YOUR GOAL> Please rewrite every line of the entries below with "Safety Compliance Officer" swapped for "Compliance Specialist" and everything else left unchanged. Omit the pictures from your answer.

STORED DATA>
════════════════════
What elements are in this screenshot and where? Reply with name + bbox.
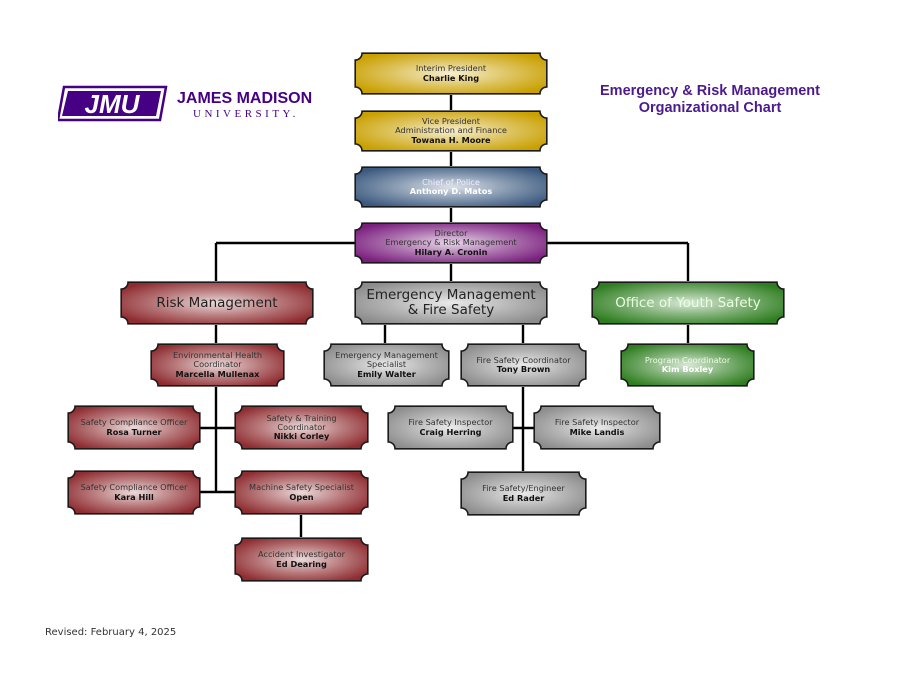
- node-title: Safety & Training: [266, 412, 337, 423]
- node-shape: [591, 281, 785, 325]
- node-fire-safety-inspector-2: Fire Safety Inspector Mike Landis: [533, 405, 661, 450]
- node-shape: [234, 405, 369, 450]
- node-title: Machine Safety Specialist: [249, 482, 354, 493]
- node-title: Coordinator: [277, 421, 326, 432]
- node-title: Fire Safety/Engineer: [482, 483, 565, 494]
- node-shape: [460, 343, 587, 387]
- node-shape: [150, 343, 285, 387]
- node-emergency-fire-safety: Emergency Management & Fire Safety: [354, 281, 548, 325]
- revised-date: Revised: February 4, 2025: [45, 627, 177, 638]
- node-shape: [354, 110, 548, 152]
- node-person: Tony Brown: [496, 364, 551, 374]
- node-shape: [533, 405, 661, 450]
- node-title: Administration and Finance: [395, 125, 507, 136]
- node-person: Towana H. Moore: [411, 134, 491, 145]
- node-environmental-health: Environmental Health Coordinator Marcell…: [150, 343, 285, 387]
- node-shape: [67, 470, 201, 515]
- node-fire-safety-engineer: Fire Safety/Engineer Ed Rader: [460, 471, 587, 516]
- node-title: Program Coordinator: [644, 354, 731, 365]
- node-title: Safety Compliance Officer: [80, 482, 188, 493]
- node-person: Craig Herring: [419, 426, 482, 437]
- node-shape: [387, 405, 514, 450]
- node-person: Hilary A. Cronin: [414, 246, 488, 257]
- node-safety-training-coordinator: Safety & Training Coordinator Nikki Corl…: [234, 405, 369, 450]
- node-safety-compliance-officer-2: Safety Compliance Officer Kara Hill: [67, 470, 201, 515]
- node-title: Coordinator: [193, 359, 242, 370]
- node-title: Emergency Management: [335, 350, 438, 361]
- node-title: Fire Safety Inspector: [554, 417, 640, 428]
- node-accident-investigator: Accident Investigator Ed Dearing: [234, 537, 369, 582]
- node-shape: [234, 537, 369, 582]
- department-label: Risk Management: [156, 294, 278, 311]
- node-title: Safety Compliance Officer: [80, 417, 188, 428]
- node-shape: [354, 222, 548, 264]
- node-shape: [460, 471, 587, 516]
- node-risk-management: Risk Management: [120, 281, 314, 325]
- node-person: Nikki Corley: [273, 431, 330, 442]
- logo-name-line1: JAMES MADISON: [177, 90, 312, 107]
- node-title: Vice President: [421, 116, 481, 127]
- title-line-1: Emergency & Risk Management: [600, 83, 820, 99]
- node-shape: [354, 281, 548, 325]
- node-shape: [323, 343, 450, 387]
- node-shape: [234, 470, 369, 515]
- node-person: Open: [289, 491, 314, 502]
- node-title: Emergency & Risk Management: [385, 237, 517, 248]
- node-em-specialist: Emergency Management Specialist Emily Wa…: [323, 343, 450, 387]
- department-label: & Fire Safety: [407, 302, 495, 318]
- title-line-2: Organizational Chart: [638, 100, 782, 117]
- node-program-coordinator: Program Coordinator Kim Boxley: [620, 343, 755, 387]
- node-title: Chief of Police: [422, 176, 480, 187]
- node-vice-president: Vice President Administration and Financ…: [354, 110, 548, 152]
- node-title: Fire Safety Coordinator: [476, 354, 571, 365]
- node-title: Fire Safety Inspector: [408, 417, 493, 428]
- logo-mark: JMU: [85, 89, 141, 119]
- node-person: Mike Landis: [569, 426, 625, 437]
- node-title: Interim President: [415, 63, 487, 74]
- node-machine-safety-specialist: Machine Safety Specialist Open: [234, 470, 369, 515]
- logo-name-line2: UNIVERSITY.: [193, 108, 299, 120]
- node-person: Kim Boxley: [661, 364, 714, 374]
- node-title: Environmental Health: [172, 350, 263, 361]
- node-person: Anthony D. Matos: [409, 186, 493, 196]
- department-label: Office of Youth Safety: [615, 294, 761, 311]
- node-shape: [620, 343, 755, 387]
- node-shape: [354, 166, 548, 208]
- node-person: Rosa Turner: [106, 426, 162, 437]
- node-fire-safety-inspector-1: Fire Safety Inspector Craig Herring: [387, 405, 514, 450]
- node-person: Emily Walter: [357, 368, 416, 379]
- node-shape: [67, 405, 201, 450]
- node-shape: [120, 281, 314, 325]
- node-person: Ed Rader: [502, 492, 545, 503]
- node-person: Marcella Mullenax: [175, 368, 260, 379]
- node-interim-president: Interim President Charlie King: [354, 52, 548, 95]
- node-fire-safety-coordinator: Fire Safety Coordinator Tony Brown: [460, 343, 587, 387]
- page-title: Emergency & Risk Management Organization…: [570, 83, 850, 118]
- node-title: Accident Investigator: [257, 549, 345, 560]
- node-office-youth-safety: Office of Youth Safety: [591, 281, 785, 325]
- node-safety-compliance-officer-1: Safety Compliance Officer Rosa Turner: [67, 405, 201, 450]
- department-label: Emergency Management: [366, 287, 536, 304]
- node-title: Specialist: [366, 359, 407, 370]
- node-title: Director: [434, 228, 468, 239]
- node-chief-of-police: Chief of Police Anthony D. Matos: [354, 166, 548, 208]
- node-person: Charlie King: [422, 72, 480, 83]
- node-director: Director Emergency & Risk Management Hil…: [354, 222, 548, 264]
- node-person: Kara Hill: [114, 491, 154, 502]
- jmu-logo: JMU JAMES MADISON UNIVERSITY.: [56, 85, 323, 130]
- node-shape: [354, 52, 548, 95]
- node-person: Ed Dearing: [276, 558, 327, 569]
════════════════════
COMPLETE OUTPUT>
What elements are in this screenshot and where? Reply with name + bbox.
- node-title: Safety & Training: [266, 412, 337, 423]
- node-shape: [591, 281, 785, 325]
- node-fire-safety-inspector-2: Fire Safety Inspector Mike Landis: [533, 405, 661, 450]
- node-shape: [234, 405, 369, 450]
- node-title: Machine Safety Specialist: [249, 482, 354, 493]
- node-title: Coordinator: [277, 421, 326, 432]
- node-title: Fire Safety/Engineer: [482, 483, 565, 494]
- node-shape: [460, 343, 587, 387]
- node-shape: [150, 343, 285, 387]
- node-emergency-fire-safety: Emergency Management & Fire Safety: [354, 281, 548, 325]
- revised-date: Revised: February 4, 2025: [45, 627, 177, 638]
- node-shape: [354, 110, 548, 152]
- node-person: Tony Brown: [496, 364, 551, 374]
- node-shape: [533, 405, 661, 450]
- node-title: Administration and Finance: [395, 125, 507, 136]
- node-person: Towana H. Moore: [411, 134, 491, 145]
- node-environmental-health: Environmental Health Coordinator Marcell…: [150, 343, 285, 387]
- node-shape: [67, 470, 201, 515]
- node-fire-safety-engineer: Fire Safety/Engineer Ed Rader: [460, 471, 587, 516]
- node-title: Program Coordinator: [644, 354, 731, 365]
- node-title: Compliance Specialist: [80, 482, 188, 493]
- node-person: Craig Herring: [419, 426, 482, 437]
- node-shape: [387, 405, 514, 450]
- node-person: Hilary A. Cronin: [414, 246, 488, 257]
- node-safety-training-coordinator: Safety & Training Coordinator Nikki Corl…: [234, 405, 369, 450]
- node-safety-compliance-officer-2: Compliance Specialist Kara Hill: [67, 470, 201, 515]
- node-title: Coordinator: [193, 359, 242, 370]
- node-title: Emergency Management: [335, 350, 438, 361]
- node-title: Fire Safety Inspector: [554, 417, 640, 428]
- node-accident-investigator: Accident Investigator Ed Dearing: [234, 537, 369, 582]
- node-shape: [234, 537, 369, 582]
- department-label: Risk Management: [156, 294, 278, 311]
- node-title: Compliance Specialist: [80, 417, 188, 428]
- node-shape: [354, 222, 548, 264]
- node-shape: [460, 471, 587, 516]
- node-risk-management: Risk Management: [120, 281, 314, 325]
- node-person: Nikki Corley: [273, 431, 330, 442]
- logo-name-line1: JAMES MADISON: [177, 90, 312, 107]
- node-title: Vice President: [421, 116, 481, 127]
- title-line-1: Emergency & Risk Management: [600, 83, 820, 99]
- node-shape: [354, 281, 548, 325]
- node-shape: [323, 343, 450, 387]
- node-shape: [234, 470, 369, 515]
- node-person: Open: [289, 491, 314, 502]
- node-title: Emergency & Risk Management: [385, 237, 517, 248]
- node-em-specialist: Emergency Management Specialist Emily Wa…: [323, 343, 450, 387]
- department-label: & Fire Safety: [407, 302, 495, 318]
- title-line-2: Organizational Chart: [638, 100, 782, 117]
- node-program-coordinator: Program Coordinator Kim Boxley: [620, 343, 755, 387]
- node-title: Chief of Police: [422, 176, 480, 187]
- node-vice-president: Vice President Administration and Financ…: [354, 110, 548, 152]
- node-title: Fire Safety Coordinator: [476, 354, 571, 365]
- node-title: Fire Safety Inspector: [408, 417, 493, 428]
- logo-mark: JMU: [85, 89, 141, 119]
- node-person: Mike Landis: [569, 426, 625, 437]
- node-title: Interim President: [415, 63, 487, 74]
- node-machine-safety-specialist: Machine Safety Specialist Open: [234, 470, 369, 515]
- logo-name-line2: UNIVERSITY.: [193, 108, 299, 120]
- node-person: Kim Boxley: [661, 364, 714, 374]
- node-title: Environmental Health: [172, 350, 263, 361]
- node-person: Anthony D. Matos: [409, 186, 493, 196]
- department-label: Office of Youth Safety: [615, 294, 761, 311]
- node-shape: [620, 343, 755, 387]
- node-shape: [354, 166, 548, 208]
- node-person: Rosa Turner: [106, 426, 162, 437]
- node-fire-safety-inspector-1: Fire Safety Inspector Craig Herring: [387, 405, 514, 450]
- node-person: Emily Walter: [357, 368, 416, 379]
- node-shape: [67, 405, 201, 450]
- node-shape: [120, 281, 314, 325]
- node-person: Ed Rader: [502, 492, 545, 503]
- node-person: Marcella Mullenax: [175, 368, 260, 379]
- node-interim-president: Interim President Charlie King: [354, 52, 548, 95]
- node-fire-safety-coordinator: Fire Safety Coordinator Tony Brown: [460, 343, 587, 387]
- page-title: Emergency & Risk Management Organization…: [570, 83, 850, 118]
- node-title: Accident Investigator: [257, 549, 345, 560]
- node-office-youth-safety: Office of Youth Safety: [591, 281, 785, 325]
- node-safety-compliance-officer-1: Compliance Specialist Rosa Turner: [67, 405, 201, 450]
- department-label: Emergency Management: [366, 287, 536, 304]
- node-title: Specialist: [366, 359, 407, 370]
- node-title: Director: [434, 228, 468, 239]
- node-chief-of-police: Chief of Police Anthony D. Matos: [354, 166, 548, 208]
- node-person: Charlie King: [422, 72, 480, 83]
- node-director: Director Emergency & Risk Management Hil…: [354, 222, 548, 264]
- node-person: Kara Hill: [114, 491, 154, 502]
- jmu-logo: JMU JAMES MADISON UNIVERSITY.: [56, 85, 323, 130]
- node-shape: [354, 52, 548, 95]
- node-person: Ed Dearing: [276, 558, 327, 569]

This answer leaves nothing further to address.